Extracted material Block Start

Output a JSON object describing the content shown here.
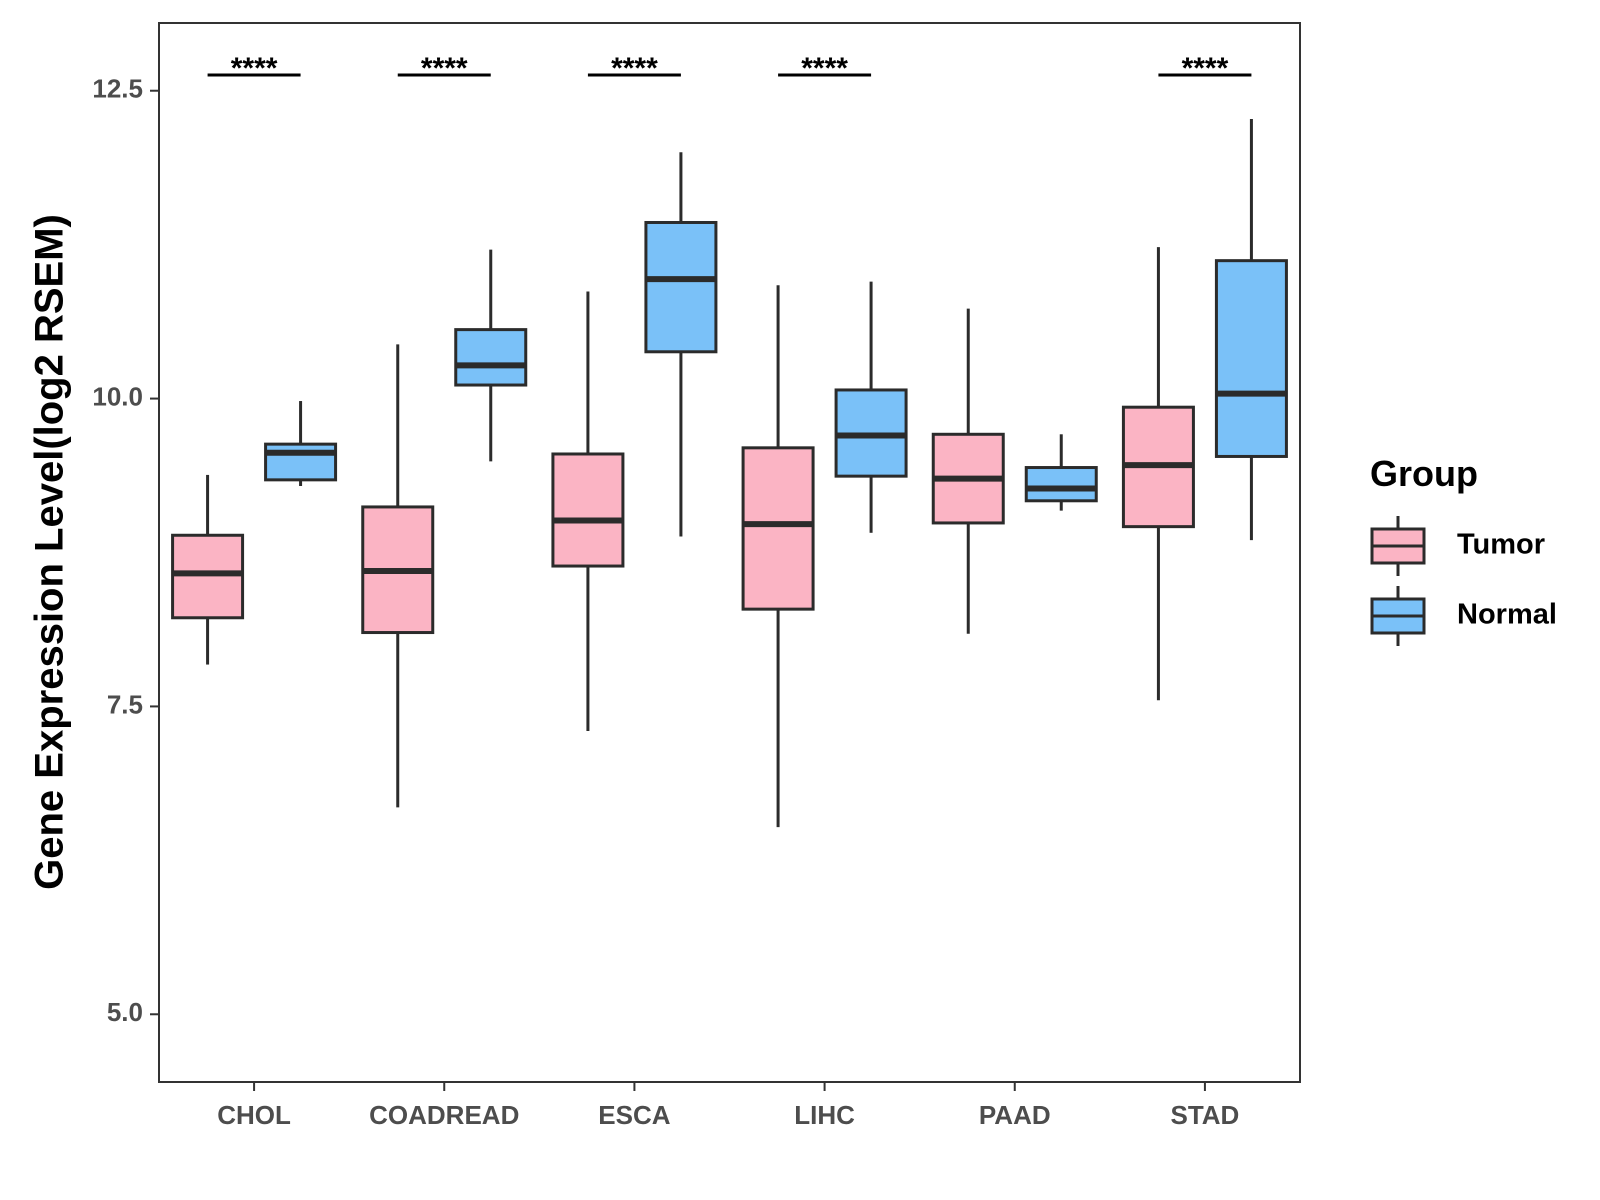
{
  "chart_data": {
    "type": "boxplot",
    "title": "",
    "xlabel": "",
    "ylabel": "Gene Expression Level(log2 RSEM)",
    "ylim": [
      4.45,
      13.05
    ],
    "yticks": [
      5.0,
      7.5,
      10.0,
      12.5
    ],
    "ytick_labels": [
      "5.0",
      "7.5",
      "10.0",
      "12.5"
    ],
    "grid": false,
    "legend": {
      "title": "Group",
      "position": "right",
      "entries": [
        {
          "name": "Tumor",
          "color": "#FBB4C4"
        },
        {
          "name": "Normal",
          "color": "#7AC1F8"
        }
      ]
    },
    "categories": [
      "CHOL",
      "COADREAD",
      "ESCA",
      "LIHC",
      "PAAD",
      "STAD"
    ],
    "series": [
      {
        "name": "Tumor",
        "color": "#FBB4C4",
        "boxes": [
          {
            "min": 7.84,
            "q1": 8.22,
            "median": 8.58,
            "q3": 8.89,
            "max": 9.38
          },
          {
            "min": 6.68,
            "q1": 8.1,
            "median": 8.6,
            "q3": 9.12,
            "max": 10.44
          },
          {
            "min": 7.3,
            "q1": 8.64,
            "median": 9.01,
            "q3": 9.55,
            "max": 10.87
          },
          {
            "min": 6.52,
            "q1": 8.29,
            "median": 8.98,
            "q3": 9.6,
            "max": 10.92
          },
          {
            "min": 8.09,
            "q1": 8.99,
            "median": 9.35,
            "q3": 9.71,
            "max": 10.73
          },
          {
            "min": 7.55,
            "q1": 8.96,
            "median": 9.46,
            "q3": 9.93,
            "max": 11.23
          }
        ]
      },
      {
        "name": "Normal",
        "color": "#7AC1F8",
        "boxes": [
          {
            "min": 9.29,
            "q1": 9.34,
            "median": 9.56,
            "q3": 9.63,
            "max": 9.98
          },
          {
            "min": 9.49,
            "q1": 10.11,
            "median": 10.27,
            "q3": 10.56,
            "max": 11.21
          },
          {
            "min": 8.88,
            "q1": 10.38,
            "median": 10.97,
            "q3": 11.43,
            "max": 12.0
          },
          {
            "min": 8.91,
            "q1": 9.37,
            "median": 9.7,
            "q3": 10.07,
            "max": 10.95
          },
          {
            "min": 9.09,
            "q1": 9.17,
            "median": 9.27,
            "q3": 9.44,
            "max": 9.71
          },
          {
            "min": 8.85,
            "q1": 9.53,
            "median": 10.04,
            "q3": 11.12,
            "max": 12.27
          }
        ]
      }
    ],
    "annotations": [
      {
        "category": "CHOL",
        "text": "****"
      },
      {
        "category": "COADREAD",
        "text": "****"
      },
      {
        "category": "ESCA",
        "text": "****"
      },
      {
        "category": "LIHC",
        "text": "****"
      },
      {
        "category": "STAD",
        "text": "****"
      }
    ]
  }
}
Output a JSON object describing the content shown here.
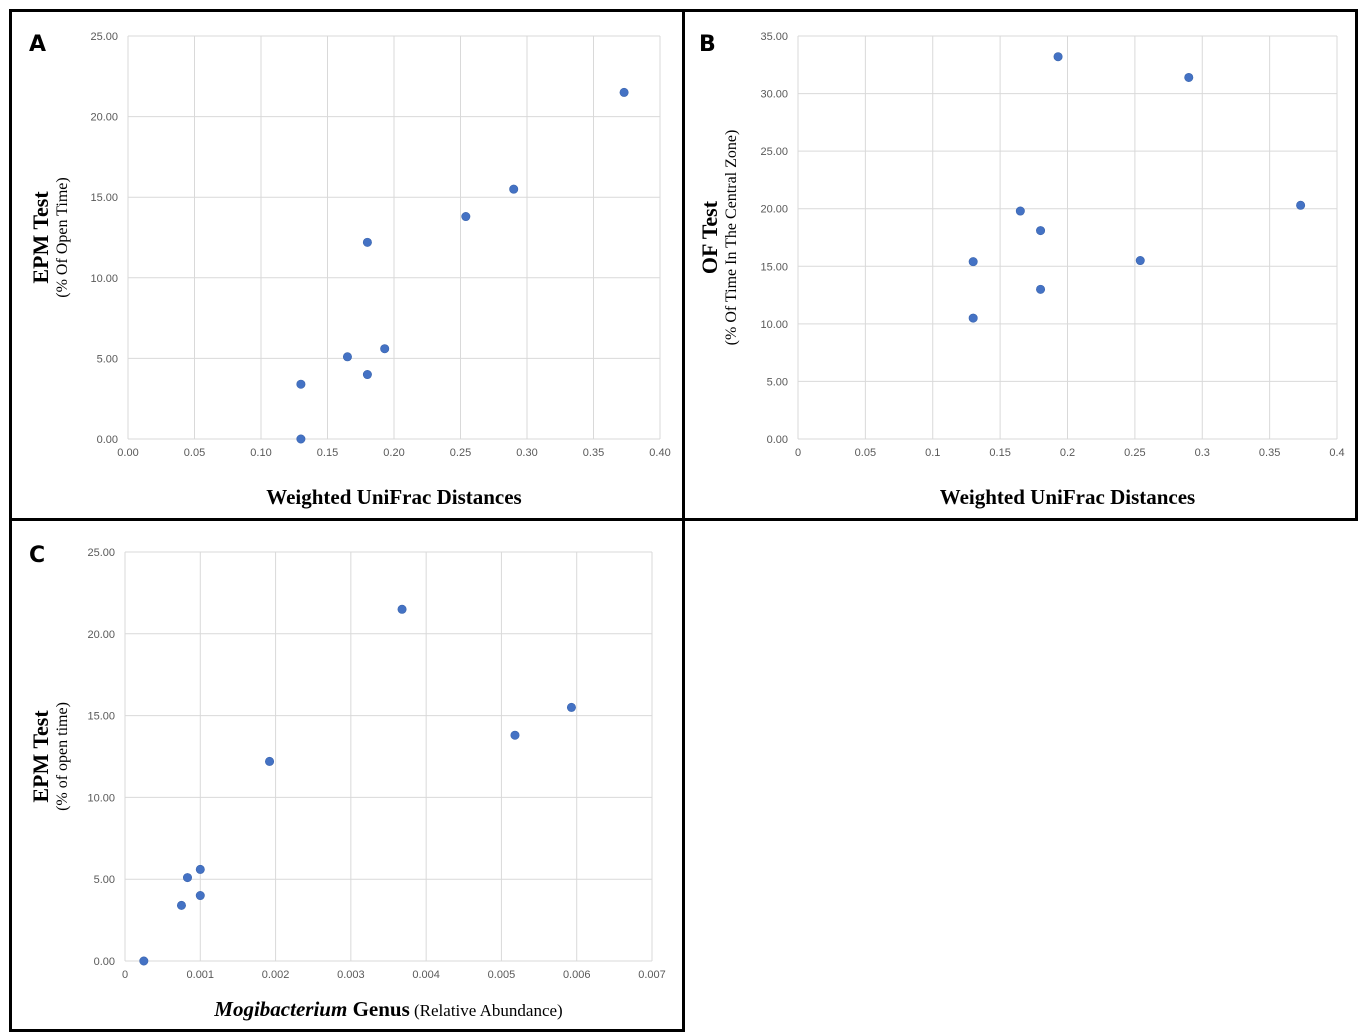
{
  "chart_data": [
    {
      "id": "A",
      "type": "scatter",
      "panel_label": "A",
      "xlabel": "Weighted UniFrac Distances",
      "ylabel_main": "EPM Test",
      "ylabel_sub": "(% Of Open Time)",
      "xlim": [
        0,
        0.4
      ],
      "ylim": [
        0,
        25
      ],
      "x_ticks": [
        "0.00",
        "0.05",
        "0.10",
        "0.15",
        "0.20",
        "0.25",
        "0.30",
        "0.35",
        "0.40"
      ],
      "y_ticks": [
        "0.00",
        "5.00",
        "10.00",
        "15.00",
        "20.00",
        "25.00"
      ],
      "grid": true,
      "marker_color": "#4472C4",
      "points": [
        {
          "x": 0.13,
          "y": 0.0
        },
        {
          "x": 0.13,
          "y": 3.4
        },
        {
          "x": 0.165,
          "y": 5.1
        },
        {
          "x": 0.18,
          "y": 4.0
        },
        {
          "x": 0.18,
          "y": 12.2
        },
        {
          "x": 0.193,
          "y": 5.6
        },
        {
          "x": 0.254,
          "y": 13.8
        },
        {
          "x": 0.29,
          "y": 15.5
        },
        {
          "x": 0.373,
          "y": 21.5
        }
      ]
    },
    {
      "id": "B",
      "type": "scatter",
      "panel_label": "B",
      "xlabel": "Weighted UniFrac Distances",
      "ylabel_main": "OF Test",
      "ylabel_sub": "(% Of Time In The Central Zone)",
      "xlim": [
        0,
        0.4
      ],
      "ylim": [
        0,
        35
      ],
      "x_ticks": [
        "0",
        "0.05",
        "0.1",
        "0.15",
        "0.2",
        "0.25",
        "0.3",
        "0.35",
        "0.4"
      ],
      "y_ticks": [
        "0.00",
        "5.00",
        "10.00",
        "15.00",
        "20.00",
        "25.00",
        "30.00",
        "35.00"
      ],
      "grid": true,
      "marker_color": "#4472C4",
      "points": [
        {
          "x": 0.13,
          "y": 10.5
        },
        {
          "x": 0.13,
          "y": 15.4
        },
        {
          "x": 0.165,
          "y": 19.8
        },
        {
          "x": 0.18,
          "y": 13.0
        },
        {
          "x": 0.18,
          "y": 18.1
        },
        {
          "x": 0.193,
          "y": 33.2
        },
        {
          "x": 0.254,
          "y": 15.5
        },
        {
          "x": 0.29,
          "y": 31.4
        },
        {
          "x": 0.373,
          "y": 20.3
        }
      ]
    },
    {
      "id": "C",
      "type": "scatter",
      "panel_label": "C",
      "xlabel_italic": "Mogibacterium",
      "xlabel_bold": "Genus",
      "xlabel_sub": "(Relative Abundance)",
      "ylabel_main": "EPM Test",
      "ylabel_sub": "(% of open time)",
      "xlim": [
        0,
        0.007
      ],
      "ylim": [
        0,
        25
      ],
      "x_ticks": [
        "0",
        "0.001",
        "0.002",
        "0.003",
        "0.004",
        "0.005",
        "0.006",
        "0.007"
      ],
      "y_ticks": [
        "0.00",
        "5.00",
        "10.00",
        "15.00",
        "20.00",
        "25.00"
      ],
      "grid": true,
      "marker_color": "#4472C4",
      "points": [
        {
          "x": 0.00025,
          "y": 0.0
        },
        {
          "x": 0.00075,
          "y": 3.4
        },
        {
          "x": 0.00083,
          "y": 5.1
        },
        {
          "x": 0.001,
          "y": 4.0
        },
        {
          "x": 0.001,
          "y": 5.6
        },
        {
          "x": 0.00192,
          "y": 12.2
        },
        {
          "x": 0.00368,
          "y": 21.5
        },
        {
          "x": 0.00518,
          "y": 13.8
        },
        {
          "x": 0.00593,
          "y": 15.5
        }
      ]
    }
  ]
}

Extracted material Block End

What you are asked to do
Only text belongs in the copy: repeat each line of the data exactly and leave out the pictures.

Task solution
Output a JSON object describing the content shown here.
{
  "chart_data": {
    "type": "boxplot",
    "title": "",
    "xlabel": "",
    "ylabel": "Gene Expression Level(log2 RSEM)",
    "ylim": [
      4.45,
      13.05
    ],
    "yticks": [
      5.0,
      7.5,
      10.0,
      12.5
    ],
    "ytick_labels": [
      "5.0",
      "7.5",
      "10.0",
      "12.5"
    ],
    "grid": false,
    "legend": {
      "title": "Group",
      "position": "right",
      "entries": [
        {
          "name": "Tumor",
          "color": "#FBB4C4"
        },
        {
          "name": "Normal",
          "color": "#7AC1F8"
        }
      ]
    },
    "categories": [
      "CHOL",
      "COADREAD",
      "ESCA",
      "LIHC",
      "PAAD",
      "STAD"
    ],
    "series": [
      {
        "name": "Tumor",
        "color": "#FBB4C4",
        "boxes": [
          {
            "min": 7.84,
            "q1": 8.22,
            "median": 8.58,
            "q3": 8.89,
            "max": 9.38
          },
          {
            "min": 6.68,
            "q1": 8.1,
            "median": 8.6,
            "q3": 9.12,
            "max": 10.44
          },
          {
            "min": 7.3,
            "q1": 8.64,
            "median": 9.01,
            "q3": 9.55,
            "max": 10.87
          },
          {
            "min": 6.52,
            "q1": 8.29,
            "median": 8.98,
            "q3": 9.6,
            "max": 10.92
          },
          {
            "min": 8.09,
            "q1": 8.99,
            "median": 9.35,
            "q3": 9.71,
            "max": 10.73
          },
          {
            "min": 7.55,
            "q1": 8.96,
            "median": 9.46,
            "q3": 9.93,
            "max": 11.23
          }
        ]
      },
      {
        "name": "Normal",
        "color": "#7AC1F8",
        "boxes": [
          {
            "min": 9.29,
            "q1": 9.34,
            "median": 9.56,
            "q3": 9.63,
            "max": 9.98
          },
          {
            "min": 9.49,
            "q1": 10.11,
            "median": 10.27,
            "q3": 10.56,
            "max": 11.21
          },
          {
            "min": 8.88,
            "q1": 10.38,
            "median": 10.97,
            "q3": 11.43,
            "max": 12.0
          },
          {
            "min": 8.91,
            "q1": 9.37,
            "median": 9.7,
            "q3": 10.07,
            "max": 10.95
          },
          {
            "min": 9.09,
            "q1": 9.17,
            "median": 9.27,
            "q3": 9.44,
            "max": 9.71
          },
          {
            "min": 8.85,
            "q1": 9.53,
            "median": 10.04,
            "q3": 11.12,
            "max": 12.27
          }
        ]
      }
    ],
    "annotations": [
      {
        "category": "CHOL",
        "text": "****"
      },
      {
        "category": "COADREAD",
        "text": "****"
      },
      {
        "category": "ESCA",
        "text": "****"
      },
      {
        "category": "LIHC",
        "text": "****"
      },
      {
        "category": "STAD",
        "text": "****"
      }
    ]
  }
}
Output a JSON object describing the content shown here.
{
  "chart_data": [
    {
      "id": "A",
      "type": "scatter",
      "panel_label": "A",
      "xlabel": "Weighted UniFrac Distances",
      "ylabel_main": "EPM Test",
      "ylabel_sub": "(% Of Open Time)",
      "xlim": [
        0,
        0.4
      ],
      "ylim": [
        0,
        25
      ],
      "x_ticks": [
        "0.00",
        "0.05",
        "0.10",
        "0.15",
        "0.20",
        "0.25",
        "0.30",
        "0.35",
        "0.40"
      ],
      "y_ticks": [
        "0.00",
        "5.00",
        "10.00",
        "15.00",
        "20.00",
        "25.00"
      ],
      "grid": true,
      "marker_color": "#4472C4",
      "points": [
        {
          "x": 0.13,
          "y": 0.0
        },
        {
          "x": 0.13,
          "y": 3.4
        },
        {
          "x": 0.165,
          "y": 5.1
        },
        {
          "x": 0.18,
          "y": 4.0
        },
        {
          "x": 0.18,
          "y": 12.2
        },
        {
          "x": 0.193,
          "y": 5.6
        },
        {
          "x": 0.254,
          "y": 13.8
        },
        {
          "x": 0.29,
          "y": 15.5
        },
        {
          "x": 0.373,
          "y": 21.5
        }
      ]
    },
    {
      "id": "B",
      "type": "scatter",
      "panel_label": "B",
      "xlabel": "Weighted UniFrac Distances",
      "ylabel_main": "OF Test",
      "ylabel_sub": "(% Of Time In The Central Zone)",
      "xlim": [
        0,
        0.4
      ],
      "ylim": [
        0,
        35
      ],
      "x_ticks": [
        "0",
        "0.05",
        "0.1",
        "0.15",
        "0.2",
        "0.25",
        "0.3",
        "0.35",
        "0.4"
      ],
      "y_ticks": [
        "0.00",
        "5.00",
        "10.00",
        "15.00",
        "20.00",
        "25.00",
        "30.00",
        "35.00"
      ],
      "grid": true,
      "marker_color": "#4472C4",
      "points": [
        {
          "x": 0.13,
          "y": 10.5
        },
        {
          "x": 0.13,
          "y": 15.4
        },
        {
          "x": 0.165,
          "y": 19.8
        },
        {
          "x": 0.18,
          "y": 13.0
        },
        {
          "x": 0.18,
          "y": 18.1
        },
        {
          "x": 0.193,
          "y": 33.2
        },
        {
          "x": 0.254,
          "y": 15.5
        },
        {
          "x": 0.29,
          "y": 31.4
        },
        {
          "x": 0.373,
          "y": 20.3
        }
      ]
    },
    {
      "id": "C",
      "type": "scatter",
      "panel_label": "C",
      "xlabel_italic": "Mogibacterium",
      "xlabel_bold": "Genus",
      "xlabel_sub": "(Relative Abundance)",
      "ylabel_main": "EPM Test",
      "ylabel_sub": "(% of open time)",
      "xlim": [
        0,
        0.007
      ],
      "ylim": [
        0,
        25
      ],
      "x_ticks": [
        "0",
        "0.001",
        "0.002",
        "0.003",
        "0.004",
        "0.005",
        "0.006",
        "0.007"
      ],
      "y_ticks": [
        "0.00",
        "5.00",
        "10.00",
        "15.00",
        "20.00",
        "25.00"
      ],
      "grid": true,
      "marker_color": "#4472C4",
      "points": [
        {
          "x": 0.00025,
          "y": 0.0
        },
        {
          "x": 0.00075,
          "y": 3.4
        },
        {
          "x": 0.00083,
          "y": 5.1
        },
        {
          "x": 0.001,
          "y": 4.0
        },
        {
          "x": 0.001,
          "y": 5.6
        },
        {
          "x": 0.00192,
          "y": 12.2
        },
        {
          "x": 0.00368,
          "y": 21.5
        },
        {
          "x": 0.00518,
          "y": 13.8
        },
        {
          "x": 0.00593,
          "y": 15.5
        }
      ]
    }
  ]
}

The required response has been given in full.